* [Instructions]
1. Using the Plug Power prospectus supplement, answer the following:
(a) What registration number does the filing cite?
(b) Which firm serves as sales agent or principal for the common stock offering?
(c) On what date was the Original Sales Agreement signed?
2. Write the next passage of the Plug Power prospectus supplement, starting after its final sentence.

* [Provided text]
Plug Power Inc.

11/08/2024 | Press release | Distributed by Public on 11/08/2024 05:13

Supplemental Prospectus - Form 424B5

tm2427835-1_424b5 - none - 1.4218827s
 Filed Pursuant to Rule 424(b)(5)​
 Registration No. 333-265488​
PROSPECTUS SUPPLEMENT NO. 2
(To Prospectus dated June 8, 2022 and
Prospectus Supplement dated January 17, 2024 and
Prospectus Supplement No. 1 dated February 23, 2024)
$1,000,000,000
Common Stock
This prospectus supplement no. 2 (this "prospectus supplement no. 2") is being filed to update, amend and supplement certain information in the prospectus supplement, dated and filed with the Securities and Exchange Commission on January 17, 2024 (the "prospectus supplement") and amendment no. 1 to the prospectus supplement dated and filed with the Securities and Exchange Commission on February 23, 2024 (the "prospectus supplement no. 1"), relating to the offer and sale of shares of our common stock having an aggregate gross sales price of up to $1,000,000,000, from time to time through or to B. Riley Securities, Inc. ("B. Riley Securities"), as sales agent or principal, pursuant to the At Market Issuance Sales Agreement, dated January 17, 2024 (the "Original Sales Agreement"), as amended by Amendment No. 1 to the At Market Issuance Sales Agreement, dated February 23, 2024 (together with the Original Sales Agreement, the "Sales Agreement"), with B. Riley Securities. This prospectus supplement no. 2 should be read in conjunction with the prospectus supplement and prospectus supplement no. 1.

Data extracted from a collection
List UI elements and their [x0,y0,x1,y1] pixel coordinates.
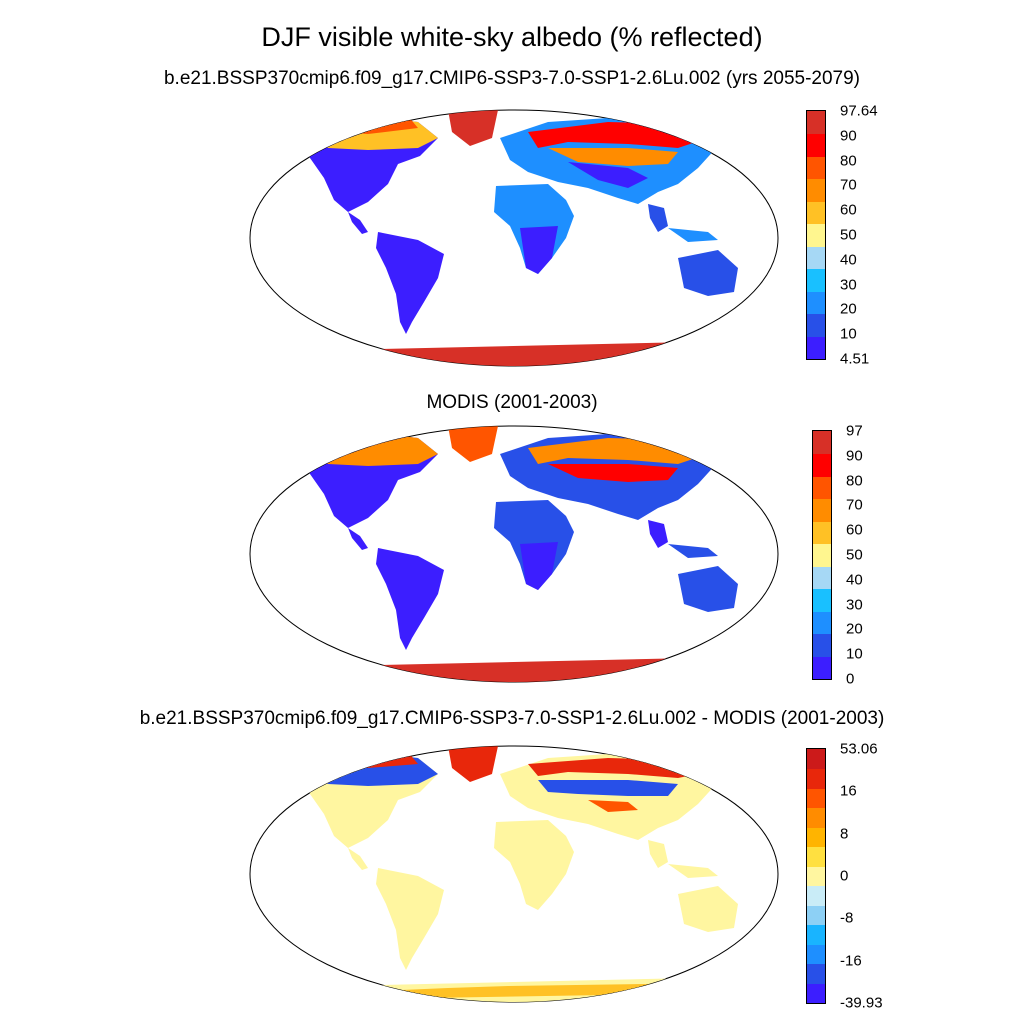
world-map-panel-2 [249,425,779,683]
colorbar-swatch [806,223,826,247]
panel-1-subtitle: b.e21.BSSP370cmip6.f09_g17.CMIP6-SSP3-7.… [163,68,861,89]
panel-2-colorbar: 97 90 80 70 60 50 40 30 20 10 0 [812,423,863,688]
colorbar-label: 80 [840,152,857,170]
panel-3-colorbar: 53.06 16 8 0 -8 -16 -39.93 [806,741,883,1012]
colorbar-swatch [806,866,826,887]
colorbar-swatch [806,905,826,926]
colorbar-swatch [806,246,826,270]
colorbar-label: 8 [840,825,849,843]
colorbar-swatch [812,521,832,545]
colorbar-label: 60 [846,521,863,539]
colorbar-label: 20 [840,300,857,318]
panel-2-map [248,424,780,684]
colorbar-label: 10 [840,325,857,343]
colorbar-swatch [812,543,832,567]
colorbar-swatch [812,431,832,455]
colorbar-label: 30 [840,276,857,294]
colorbar-label: 97.64 [840,102,878,120]
colorbar-swatch [806,885,826,906]
figure-title: DJF visible white-sky albedo (% reflecte… [261,22,763,52]
colorbar-swatch [812,611,832,635]
colorbar-label: 53.06 [840,740,878,758]
colorbar-label: -8 [840,909,854,927]
colorbar-label: 70 [846,496,863,514]
colorbar-label: 50 [840,226,857,244]
colorbar-label: 30 [846,596,863,614]
colorbar-swatch [806,944,826,965]
colorbar-label: 90 [846,447,863,465]
panel-1-map [248,108,780,368]
colorbar-label: 16 [840,782,857,800]
colorbar-label: 4.51 [840,350,870,368]
colorbar-label: 90 [840,127,857,145]
colorbar-swatch [806,156,826,180]
colorbar-swatch [812,656,832,680]
world-map-panel-1 [249,109,779,367]
colorbar-label: -39.93 [840,994,883,1012]
colorbar-swatch [806,268,826,292]
colorbar-swatch [806,133,826,157]
panel-3-map [248,744,780,1004]
colorbar-swatch [812,453,832,477]
colorbar-swatch [806,749,826,770]
world-map-panel-3 [249,745,779,1003]
colorbar-swatch [806,827,826,848]
colorbar-swatch [806,111,826,135]
colorbar-label: 0 [840,867,849,885]
colorbar-label: 60 [840,201,857,219]
colorbar-swatch [812,588,832,612]
colorbar-label: -16 [840,952,862,970]
colorbar-label: 97 [846,422,863,440]
colorbar-swatch [806,291,826,315]
colorbar-swatch [806,336,826,360]
colorbar-swatch [806,178,826,202]
colorbar-swatch [806,924,826,945]
panel-1-colorbar: 97.64 90 80 70 60 50 40 30 20 10 4.51 [806,103,878,368]
colorbar-swatch [812,498,832,522]
colorbar-swatch [806,963,826,984]
panel-3-subtitle: b.e21.BSSP370cmip6.f09_g17.CMIP6-SSP3-7.… [139,708,885,729]
colorbar-label: 70 [840,176,857,194]
panel-2-subtitle: MODIS (2001-2003) [426,392,598,413]
colorbar-swatch [806,201,826,225]
colorbar-swatch [812,476,832,500]
colorbar-label: 0 [846,670,855,688]
colorbar-swatch [806,846,826,867]
colorbar-swatch [806,983,826,1004]
colorbar-label: 80 [846,472,863,490]
colorbar-swatch [812,566,832,590]
colorbar-label: 20 [846,620,863,638]
colorbar-swatch [806,788,826,809]
colorbar-swatch [806,313,826,337]
colorbar-label: 40 [846,571,863,589]
colorbar-swatch [812,633,832,657]
colorbar-swatch [806,807,826,828]
colorbar-label: 40 [840,251,857,269]
colorbar-label: 50 [846,546,863,564]
colorbar-label: 10 [846,645,863,663]
colorbar-swatch [806,768,826,789]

* [The replies]
1.
(a) 333-265488
(b) B. Riley Securities, Inc.
(c) January 17, 2024

2.
As of the date of this prospectus supplement no. 2, we have offered and sold 219,835,221 shares of our common stock having an aggregate gross sales price of approximately $677,245,001 under the Sales Agreement and shares of our common stock having an aggregate gross sales price of $624,828,005 remain available for issuance and sale under the Sales Agreement.
On November 7, 2024, we entered into Amendment No. 2 to the At Market Issuance Sales Agreement ("Amendment No. 2" and together with the Sales Agreement, the "Amended Sales Agreement") with B. Riley Securities. Amendment No. 2 increased the aggregate gross sales price of the Company's common stock we may offer and sell pursuant to the Amended Sales Agreement by $375,171,995 to $1,000,000,000.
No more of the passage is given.